* EXERCISE PROMPT:
Write the line that includes "What data populates" and all subsequent lines, exactly as written, and nothing more.

Records excerpted from a collection:
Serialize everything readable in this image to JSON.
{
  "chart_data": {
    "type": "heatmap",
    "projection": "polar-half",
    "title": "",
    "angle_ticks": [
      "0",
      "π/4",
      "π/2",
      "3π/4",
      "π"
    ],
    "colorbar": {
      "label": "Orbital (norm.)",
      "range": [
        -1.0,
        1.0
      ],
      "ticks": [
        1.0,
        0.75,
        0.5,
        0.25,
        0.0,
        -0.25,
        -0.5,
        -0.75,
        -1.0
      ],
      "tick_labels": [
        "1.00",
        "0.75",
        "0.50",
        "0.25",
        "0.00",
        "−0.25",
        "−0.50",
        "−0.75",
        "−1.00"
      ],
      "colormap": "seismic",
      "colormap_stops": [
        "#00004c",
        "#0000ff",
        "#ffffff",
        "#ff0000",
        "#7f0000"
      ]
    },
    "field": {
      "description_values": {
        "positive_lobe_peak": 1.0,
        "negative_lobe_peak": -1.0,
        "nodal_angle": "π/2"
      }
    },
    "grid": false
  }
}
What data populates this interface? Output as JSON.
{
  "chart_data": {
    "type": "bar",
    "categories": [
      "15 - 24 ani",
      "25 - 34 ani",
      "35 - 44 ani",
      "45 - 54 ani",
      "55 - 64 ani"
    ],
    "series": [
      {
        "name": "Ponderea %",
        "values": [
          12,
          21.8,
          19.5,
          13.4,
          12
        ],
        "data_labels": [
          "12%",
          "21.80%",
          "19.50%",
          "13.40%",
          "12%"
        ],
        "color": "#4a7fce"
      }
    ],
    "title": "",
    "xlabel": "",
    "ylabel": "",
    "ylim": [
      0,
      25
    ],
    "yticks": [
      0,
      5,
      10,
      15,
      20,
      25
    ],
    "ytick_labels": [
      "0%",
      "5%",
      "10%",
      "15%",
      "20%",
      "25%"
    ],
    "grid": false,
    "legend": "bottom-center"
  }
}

* RESULT BELOW:
What data populates this interface? Output as JSON.
{
  "chart_data": {
    "type": "bar",
    "categories": [
      "15 - 24 ani",
      "25 - 34 ani",
      "35 - 44 ani",
      "45 - 54 ani",
      "55 - 64 ani"
    ],
    "series": [
      {
        "name": "Ponderea %",
        "values": [
          12,
          21.8,
          19.5,
          13.4,
          12
        ],
        "data_labels": [
          "12%",
          "21.80%",
          "19.50%",
          "13.40%",
          "12%"
        ],
        "color": "#4a7fce"
      }
    ],
    "title": "",
    "xlabel": "",
    "ylabel": "",
    "ylim": [
      0,
      25
    ],
    "yticks": [
      0,
      5,
      10,
      15,
      20,
      25
    ],
    "ytick_labels": [
      "0%",
      "5%",
      "10%",
      "15%",
      "20%",
      "25%"
    ],
    "grid": false,
    "legend": "bottom-center"
  }
}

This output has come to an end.